LISTED ENTRIES →
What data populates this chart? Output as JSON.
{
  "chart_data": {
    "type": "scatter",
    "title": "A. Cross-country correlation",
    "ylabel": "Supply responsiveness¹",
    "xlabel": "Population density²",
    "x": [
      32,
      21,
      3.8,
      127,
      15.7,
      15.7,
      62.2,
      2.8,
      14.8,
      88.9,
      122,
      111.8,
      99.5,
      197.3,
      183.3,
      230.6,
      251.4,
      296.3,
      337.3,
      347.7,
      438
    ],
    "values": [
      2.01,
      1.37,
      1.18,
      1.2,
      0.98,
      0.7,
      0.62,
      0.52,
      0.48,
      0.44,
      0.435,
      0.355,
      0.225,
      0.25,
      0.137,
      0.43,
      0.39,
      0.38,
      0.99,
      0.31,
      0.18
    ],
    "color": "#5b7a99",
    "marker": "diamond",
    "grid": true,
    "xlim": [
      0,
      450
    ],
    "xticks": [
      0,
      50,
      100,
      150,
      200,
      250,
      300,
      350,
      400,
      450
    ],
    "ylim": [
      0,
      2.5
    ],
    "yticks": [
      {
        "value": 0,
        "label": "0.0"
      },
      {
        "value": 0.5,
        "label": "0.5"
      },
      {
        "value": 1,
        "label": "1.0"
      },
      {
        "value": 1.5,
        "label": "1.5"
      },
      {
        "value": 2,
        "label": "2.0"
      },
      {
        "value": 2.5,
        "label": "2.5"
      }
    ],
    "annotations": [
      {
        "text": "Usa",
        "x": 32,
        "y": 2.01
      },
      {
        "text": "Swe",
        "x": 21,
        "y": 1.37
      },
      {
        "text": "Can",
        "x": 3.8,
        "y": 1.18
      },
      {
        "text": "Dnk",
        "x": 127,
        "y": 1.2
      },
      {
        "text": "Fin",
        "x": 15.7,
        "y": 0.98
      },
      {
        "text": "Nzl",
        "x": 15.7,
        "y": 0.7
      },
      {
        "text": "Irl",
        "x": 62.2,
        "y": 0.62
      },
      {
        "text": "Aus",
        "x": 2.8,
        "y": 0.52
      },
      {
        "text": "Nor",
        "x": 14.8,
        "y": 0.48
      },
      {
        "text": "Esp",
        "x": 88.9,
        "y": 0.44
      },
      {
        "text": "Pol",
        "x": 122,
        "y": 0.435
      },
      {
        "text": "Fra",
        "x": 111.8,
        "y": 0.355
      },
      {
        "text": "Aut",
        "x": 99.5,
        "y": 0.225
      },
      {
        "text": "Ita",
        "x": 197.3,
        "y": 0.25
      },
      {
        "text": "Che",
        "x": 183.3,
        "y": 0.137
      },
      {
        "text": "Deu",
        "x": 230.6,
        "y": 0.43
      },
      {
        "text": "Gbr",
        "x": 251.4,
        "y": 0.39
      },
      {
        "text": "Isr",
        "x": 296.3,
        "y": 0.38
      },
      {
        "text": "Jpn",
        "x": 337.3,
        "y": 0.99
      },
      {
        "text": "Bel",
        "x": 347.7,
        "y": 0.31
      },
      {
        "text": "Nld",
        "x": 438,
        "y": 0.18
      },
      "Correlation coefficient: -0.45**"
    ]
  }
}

EXERCISE → Copy all of the data. Keep every word exactly as it is.

OUTPUT BELOW →
What data populates this chart? Output as JSON.
{
  "chart_data": {
    "type": "scatter",
    "title": "A. Cross-country correlation",
    "ylabel": "Supply responsiveness¹",
    "xlabel": "Population density²",
    "x": [
      32,
      21,
      3.8,
      127,
      15.7,
      15.7,
      62.2,
      2.8,
      14.8,
      88.9,
      122,
      111.8,
      99.5,
      197.3,
      183.3,
      230.6,
      251.4,
      296.3,
      337.3,
      347.7,
      438
    ],
    "values": [
      2.01,
      1.37,
      1.18,
      1.2,
      0.98,
      0.7,
      0.62,
      0.52,
      0.48,
      0.44,
      0.435,
      0.355,
      0.225,
      0.25,
      0.137,
      0.43,
      0.39,
      0.38,
      0.99,
      0.31,
      0.18
    ],
    "color": "#5b7a99",
    "marker": "diamond",
    "grid": true,
    "xlim": [
      0,
      450
    ],
    "xticks": [
      0,
      50,
      100,
      150,
      200,
      250,
      300,
      350,
      400,
      450
    ],
    "ylim": [
      0,
      2.5
    ],
    "yticks": [
      {
        "value": 0,
        "label": "0.0"
      },
      {
        "value": 0.5,
        "label": "0.5"
      },
      {
        "value": 1,
        "label": "1.0"
      },
      {
        "value": 1.5,
        "label": "1.5"
      },
      {
        "value": 2,
        "label": "2.0"
      },
      {
        "value": 2.5,
        "label": "2.5"
      }
    ],
    "annotations": [
      {
        "text": "Usa",
        "x": 32,
        "y": 2.01
      },
      {
        "text": "Swe",
        "x": 21,
        "y": 1.37
      },
      {
        "text": "Can",
        "x": 3.8,
        "y": 1.18
      },
      {
        "text": "Dnk",
        "x": 127,
        "y": 1.2
      },
      {
        "text": "Fin",
        "x": 15.7,
        "y": 0.98
      },
      {
        "text": "Nzl",
        "x": 15.7,
        "y": 0.7
      },
      {
        "text": "Irl",
        "x": 62.2,
        "y": 0.62
      },
      {
        "text": "Aus",
        "x": 2.8,
        "y": 0.52
      },
      {
        "text": "Nor",
        "x": 14.8,
        "y": 0.48
      },
      {
        "text": "Esp",
        "x": 88.9,
        "y": 0.44
      },
      {
        "text": "Pol",
        "x": 122,
        "y": 0.435
      },
      {
        "text": "Fra",
        "x": 111.8,
        "y": 0.355
      },
      {
        "text": "Aut",
        "x": 99.5,
        "y": 0.225
      },
      {
        "text": "Ita",
        "x": 197.3,
        "y": 0.25
      },
      {
        "text": "Che",
        "x": 183.3,
        "y": 0.137
      },
      {
        "text": "Deu",
        "x": 230.6,
        "y": 0.43
      },
      {
        "text": "Gbr",
        "x": 251.4,
        "y": 0.39
      },
      {
        "text": "Isr",
        "x": 296.3,
        "y": 0.38
      },
      {
        "text": "Jpn",
        "x": 337.3,
        "y": 0.99
      },
      {
        "text": "Bel",
        "x": 347.7,
        "y": 0.31
      },
      {
        "text": "Nld",
        "x": 438,
        "y": 0.18
      },
      "Correlation coefficient: -0.45**"
    ]
  }
}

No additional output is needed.